Stored data entries
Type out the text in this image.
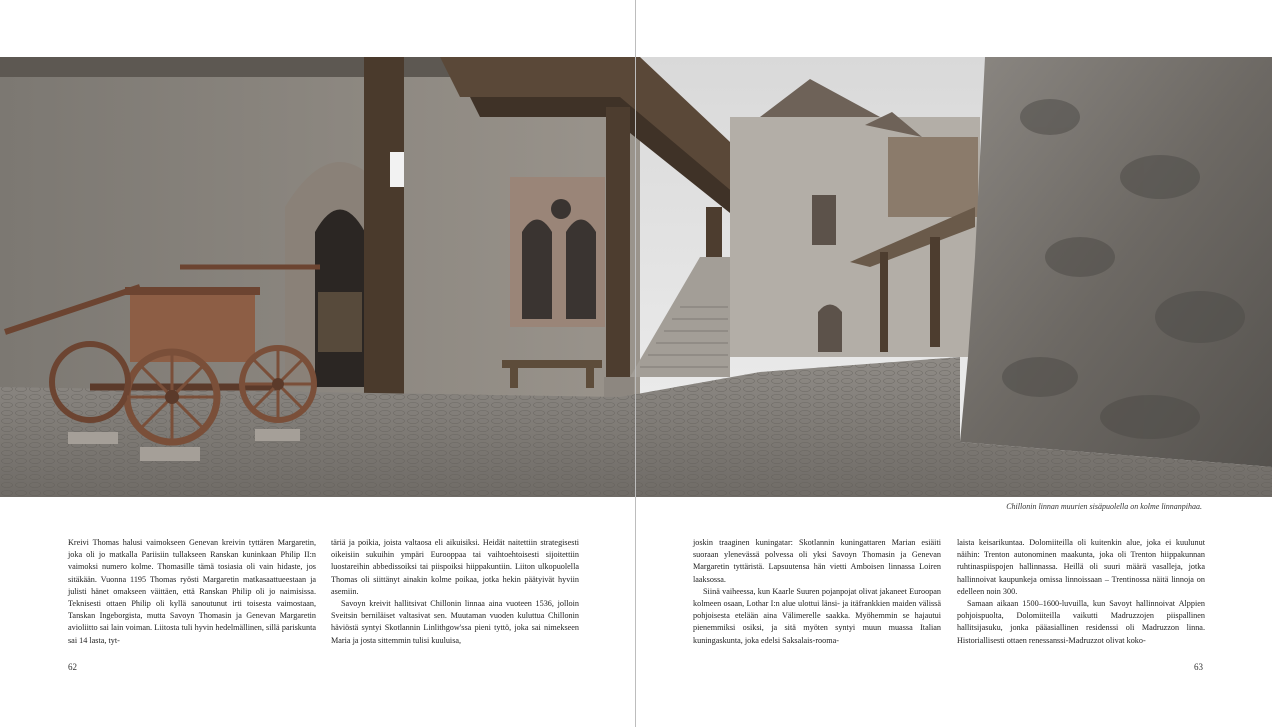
Chillonin linnan muurien sisäpuolella on kolme linnanpihaa.

Kreivi Thomas halusi vaimokseen Genevan kreivin tyttären Margaretin, joka oli jo matkalla Pariisiin tullakseen Ranskan kuninkaan Philip II:n vaimoksi numero kolme. Thomasille tämä tosiasia oli vain hidaste, jos sitäkään. Vuonna 1195 Thomas ryösti Margaretin matkasaattueestaan ja julisti hänet omakseen väittäen, että Ranskan Philip oli jo naimisissa. Teknisesti ottaen Philip oli kyllä sanoutunut irti toisesta vaimostaan, Tanskan Ingeborgista, mutta Savoyn Thomasin ja Genevan Margaretin avioliitto sai lain voiman. Liitosta tuli hyvin hedelmällinen, sillä pariskunta sai 14 lasta, tyt-

täriä ja poikia, joista valtaosa eli aikuisiksi. Heidät naitettiin strategisesti oikeisiin sukuihin ympäri Eurooppaa tai vaihtoehtoisesti sijoitettiin luostareihin abbedissoiksi tai piispoiksi hiippakuntiin. Liiton ulkopuolella Thomas oli siittänyt ainakin kolme poikaa, jotka hekin päätyivät hyviin asemiin.

Savoyn kreivit hallitsivat Chillonin linnaa aina vuoteen 1536, jolloin Sveitsin berniläiset valtasivat sen. Muutaman vuoden kuluttua Chillonin häviöstä syntyi Skotlannin Linlithgow'ssa pieni tyttö, joka sai nimekseen Maria ja josta sittemmin tulisi kuuluisa,

joskin traaginen kuningatar: Skotlannin kuningattaren Marian esiäiti suoraan ylenevässä polvessa oli yksi Savoyn Thomasin ja Genevan Margaretin tyttäristä. Lapsuutensa hän vietti Amboisen linnassa Loiren laaksossa.

Siinä vaiheessa, kun Kaarle Suuren pojanpojat olivat jakaneet Euroopan kolmeen osaan, Lothar I:n alue ulottui länsi- ja itäfrankkien maiden välissä pohjoisesta etelään aina Välimerelle saakka. Myöhemmin se hajautui pienemmiksi osiksi, ja sitä myöten syntyi muun muassa Italian kuningaskunta, joka edelsi Saksalais-rooma-

laista keisarikuntaa. Dolomiiteilla oli kuitenkin alue, joka ei kuulunut näihin: Trenton autonominen maakunta, joka oli Trenton hiippakunnan ruhtinaspiispojen hallinnassa. Heillä oli suuri määrä vasalleja, jotka hallinnoivat kaupunkeja omissa linnoissaan – Trentinossa näitä linnoja on edelleen noin 300.

Samaan aikaan 1500–1600-luvuilla, kun Savoyt hallinnoivat Alppien pohjoispuolta, Dolomiiteilla vaikutti Madruzzojen piispallinen hallitsijasuku, jonka pääasiallinen residenssi oli Madruzzon linna. Historiallisesti ottaen renessanssi-Madruzzot olivat koko-

62	63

# What to work on
Write out the listing word for word, omitting the pictures it holds.

# Solution for this problem
Type out the text in this image.
Chillonin linnan muurien sisäpuolella on kolme linnanpihaa.

Kreivi Thomas halusi vaimokseen Genevan kreivin tyttären Margaretin, joka oli jo matkalla Pariisiin tullakseen Ranskan kuninkaan Philip II:n vaimoksi numero kolme. Thomasille tämä tosiasia oli vain hidaste, jos sitäkään. Vuonna 1195 Thomas ryösti Margaretin matkasaattueestaan ja julisti hänet omakseen väittäen, että Ranskan Philip oli jo naimisissa. Teknisesti ottaen Philip oli kyllä sanoutunut irti toisesta vaimostaan, Tanskan Ingeborgista, mutta Savoyn Thomasin ja Genevan Margaretin avioliitto sai lain voiman. Liitosta tuli hyvin hedelmällinen, sillä pariskunta sai 14 lasta, tyt-

täriä ja poikia, joista valtaosa eli aikuisiksi. Heidät naitettiin strategisesti oikeisiin sukuihin ympäri Eurooppaa tai vaihtoehtoisesti sijoitettiin luostareihin abbedissoiksi tai piispoiksi hiippakuntiin. Liiton ulkopuolella Thomas oli siittänyt ainakin kolme poikaa, jotka hekin päätyivät hyviin asemiin.

Savoyn kreivit hallitsivat Chillonin linnaa aina vuoteen 1536, jolloin Sveitsin berniläiset valtasivat sen. Muutaman vuoden kuluttua Chillonin häviöstä syntyi Skotlannin Linlithgow'ssa pieni tyttö, joka sai nimekseen Maria ja josta sittemmin tulisi kuuluisa,

joskin traaginen kuningatar: Skotlannin kuningattaren Marian esiäiti suoraan ylenevässä polvessa oli yksi Savoyn Thomasin ja Genevan Margaretin tyttäristä. Lapsuutensa hän vietti Amboisen linnassa Loiren laaksossa.

Siinä vaiheessa, kun Kaarle Suuren pojanpojat olivat jakaneet Euroopan kolmeen osaan, Lothar I:n alue ulottui länsi- ja itäfrankkien maiden välissä pohjoisesta etelään aina Välimerelle saakka. Myöhemmin se hajautui pienemmiksi osiksi, ja sitä myöten syntyi muun muassa Italian kuningaskunta, joka edelsi Saksalais-rooma-

laista keisarikuntaa. Dolomiiteilla oli kuitenkin alue, joka ei kuulunut näihin: Trenton autonominen maakunta, joka oli Trenton hiippakunnan ruhtinaspiispojen hallinnassa. Heillä oli suuri määrä vasalleja, jotka hallinnoivat kaupunkeja omissa linnoissaan – Trentinossa näitä linnoja on edelleen noin 300.

Samaan aikaan 1500–1600-luvuilla, kun Savoyt hallinnoivat Alppien pohjoispuolta, Dolomiiteilla vaikutti Madruzzojen piispallinen hallitsijasuku, jonka pääasiallinen residenssi oli Madruzzon linna. Historiallisesti ottaen renessanssi-Madruzzot olivat koko-

62	63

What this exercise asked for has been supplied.